**What is asked**
Present every line in which the string "goods" appears.

:::

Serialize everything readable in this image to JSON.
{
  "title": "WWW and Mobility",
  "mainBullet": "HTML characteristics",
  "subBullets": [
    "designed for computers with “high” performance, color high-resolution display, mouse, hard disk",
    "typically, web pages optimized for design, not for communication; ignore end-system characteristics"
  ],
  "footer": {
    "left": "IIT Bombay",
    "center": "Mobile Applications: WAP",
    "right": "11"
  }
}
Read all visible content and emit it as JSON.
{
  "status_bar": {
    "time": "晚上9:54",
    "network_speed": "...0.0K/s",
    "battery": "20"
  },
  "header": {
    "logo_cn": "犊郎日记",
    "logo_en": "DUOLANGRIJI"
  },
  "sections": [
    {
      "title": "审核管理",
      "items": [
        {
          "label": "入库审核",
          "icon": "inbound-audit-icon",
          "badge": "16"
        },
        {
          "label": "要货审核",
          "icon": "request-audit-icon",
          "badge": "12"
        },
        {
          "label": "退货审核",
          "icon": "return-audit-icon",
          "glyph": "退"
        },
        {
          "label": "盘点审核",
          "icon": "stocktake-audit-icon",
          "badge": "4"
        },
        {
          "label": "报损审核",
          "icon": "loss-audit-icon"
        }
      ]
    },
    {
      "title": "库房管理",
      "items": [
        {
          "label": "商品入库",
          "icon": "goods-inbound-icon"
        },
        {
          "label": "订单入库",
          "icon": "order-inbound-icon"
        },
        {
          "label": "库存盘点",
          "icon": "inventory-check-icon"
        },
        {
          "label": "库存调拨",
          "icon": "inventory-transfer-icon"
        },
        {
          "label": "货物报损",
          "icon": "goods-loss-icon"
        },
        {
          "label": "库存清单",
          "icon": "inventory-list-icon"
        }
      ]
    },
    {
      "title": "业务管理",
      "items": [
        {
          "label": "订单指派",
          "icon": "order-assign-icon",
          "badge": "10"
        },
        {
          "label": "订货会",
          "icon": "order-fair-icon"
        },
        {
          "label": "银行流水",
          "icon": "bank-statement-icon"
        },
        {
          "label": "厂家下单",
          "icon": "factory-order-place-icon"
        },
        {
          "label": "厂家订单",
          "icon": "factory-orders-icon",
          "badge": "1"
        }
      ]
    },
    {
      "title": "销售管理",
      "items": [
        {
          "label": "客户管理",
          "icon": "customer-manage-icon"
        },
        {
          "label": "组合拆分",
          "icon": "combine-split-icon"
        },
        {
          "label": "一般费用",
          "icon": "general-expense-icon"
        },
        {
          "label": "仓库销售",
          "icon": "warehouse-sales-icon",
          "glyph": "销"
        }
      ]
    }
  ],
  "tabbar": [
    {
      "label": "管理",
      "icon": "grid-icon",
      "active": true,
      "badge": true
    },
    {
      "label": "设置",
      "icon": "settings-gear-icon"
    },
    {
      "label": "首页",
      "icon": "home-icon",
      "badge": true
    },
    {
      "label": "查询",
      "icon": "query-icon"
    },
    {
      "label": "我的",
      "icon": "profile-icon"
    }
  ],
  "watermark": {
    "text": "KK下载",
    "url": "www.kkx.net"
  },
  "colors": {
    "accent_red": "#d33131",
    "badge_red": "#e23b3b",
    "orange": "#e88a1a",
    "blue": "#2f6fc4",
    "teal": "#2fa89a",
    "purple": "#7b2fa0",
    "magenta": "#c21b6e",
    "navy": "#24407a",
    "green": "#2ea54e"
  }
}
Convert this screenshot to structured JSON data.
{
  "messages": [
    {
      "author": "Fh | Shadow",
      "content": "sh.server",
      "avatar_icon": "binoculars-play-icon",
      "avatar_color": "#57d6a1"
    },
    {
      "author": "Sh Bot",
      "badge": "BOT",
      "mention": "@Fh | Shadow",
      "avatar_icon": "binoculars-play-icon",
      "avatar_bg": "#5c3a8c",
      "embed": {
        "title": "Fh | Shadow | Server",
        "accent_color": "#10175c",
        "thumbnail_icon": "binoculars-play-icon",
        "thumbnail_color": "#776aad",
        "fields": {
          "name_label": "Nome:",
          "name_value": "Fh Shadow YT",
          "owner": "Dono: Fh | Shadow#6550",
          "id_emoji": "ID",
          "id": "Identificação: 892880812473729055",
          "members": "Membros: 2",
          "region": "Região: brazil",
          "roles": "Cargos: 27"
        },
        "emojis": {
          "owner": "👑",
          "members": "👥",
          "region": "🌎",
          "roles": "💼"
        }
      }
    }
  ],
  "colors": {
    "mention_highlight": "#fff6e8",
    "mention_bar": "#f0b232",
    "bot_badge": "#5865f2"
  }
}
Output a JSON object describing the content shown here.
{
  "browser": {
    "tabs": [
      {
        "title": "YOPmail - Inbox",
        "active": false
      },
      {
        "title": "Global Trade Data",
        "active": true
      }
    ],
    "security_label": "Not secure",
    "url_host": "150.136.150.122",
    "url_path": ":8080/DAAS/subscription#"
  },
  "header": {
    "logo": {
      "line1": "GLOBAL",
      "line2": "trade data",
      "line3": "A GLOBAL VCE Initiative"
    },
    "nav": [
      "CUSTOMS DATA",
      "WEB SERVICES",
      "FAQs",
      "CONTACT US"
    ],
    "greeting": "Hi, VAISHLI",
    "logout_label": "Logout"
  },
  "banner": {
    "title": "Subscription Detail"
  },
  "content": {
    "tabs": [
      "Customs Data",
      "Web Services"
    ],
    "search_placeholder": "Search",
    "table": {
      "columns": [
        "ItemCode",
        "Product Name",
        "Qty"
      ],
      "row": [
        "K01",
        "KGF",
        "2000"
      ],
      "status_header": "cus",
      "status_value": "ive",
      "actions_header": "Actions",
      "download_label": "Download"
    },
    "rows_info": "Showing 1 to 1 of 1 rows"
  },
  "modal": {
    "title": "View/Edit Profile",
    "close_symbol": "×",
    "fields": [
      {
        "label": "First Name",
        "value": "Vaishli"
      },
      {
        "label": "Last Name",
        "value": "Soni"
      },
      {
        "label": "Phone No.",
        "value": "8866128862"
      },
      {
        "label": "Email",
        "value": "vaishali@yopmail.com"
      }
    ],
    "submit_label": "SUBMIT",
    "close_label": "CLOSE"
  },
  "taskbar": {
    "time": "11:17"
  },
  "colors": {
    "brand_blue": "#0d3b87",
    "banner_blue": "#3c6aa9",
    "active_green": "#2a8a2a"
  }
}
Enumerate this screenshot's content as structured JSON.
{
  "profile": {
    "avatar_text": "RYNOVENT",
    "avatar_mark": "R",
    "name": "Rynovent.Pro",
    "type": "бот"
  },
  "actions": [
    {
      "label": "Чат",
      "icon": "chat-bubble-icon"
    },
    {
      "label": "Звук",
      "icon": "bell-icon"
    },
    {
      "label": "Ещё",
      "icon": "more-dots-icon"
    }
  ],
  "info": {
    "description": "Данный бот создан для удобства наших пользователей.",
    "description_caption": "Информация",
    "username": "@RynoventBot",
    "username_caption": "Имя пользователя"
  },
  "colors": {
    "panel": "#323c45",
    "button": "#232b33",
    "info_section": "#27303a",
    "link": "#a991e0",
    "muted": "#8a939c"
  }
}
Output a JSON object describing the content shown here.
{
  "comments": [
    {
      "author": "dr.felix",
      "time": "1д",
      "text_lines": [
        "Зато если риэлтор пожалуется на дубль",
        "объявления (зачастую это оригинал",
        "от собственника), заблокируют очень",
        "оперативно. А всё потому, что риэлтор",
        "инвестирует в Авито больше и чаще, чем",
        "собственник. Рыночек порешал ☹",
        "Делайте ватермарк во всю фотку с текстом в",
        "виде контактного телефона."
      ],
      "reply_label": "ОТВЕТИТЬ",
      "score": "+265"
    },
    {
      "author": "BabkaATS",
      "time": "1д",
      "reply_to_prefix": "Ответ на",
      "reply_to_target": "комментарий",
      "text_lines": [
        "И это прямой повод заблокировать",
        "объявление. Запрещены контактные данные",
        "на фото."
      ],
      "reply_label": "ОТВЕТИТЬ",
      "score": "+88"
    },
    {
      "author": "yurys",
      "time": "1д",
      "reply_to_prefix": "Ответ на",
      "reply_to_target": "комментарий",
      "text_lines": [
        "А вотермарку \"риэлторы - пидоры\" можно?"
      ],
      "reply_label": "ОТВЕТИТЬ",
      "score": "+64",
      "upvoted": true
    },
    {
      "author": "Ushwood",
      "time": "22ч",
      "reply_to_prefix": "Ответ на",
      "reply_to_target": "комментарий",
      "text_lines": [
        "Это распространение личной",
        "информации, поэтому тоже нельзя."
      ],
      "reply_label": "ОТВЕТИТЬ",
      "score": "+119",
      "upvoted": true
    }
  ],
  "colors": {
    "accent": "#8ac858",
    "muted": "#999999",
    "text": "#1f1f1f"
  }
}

:::

**Task response**
          "icon": "goods-inbound-icon"
          "icon": "goods-loss-icon"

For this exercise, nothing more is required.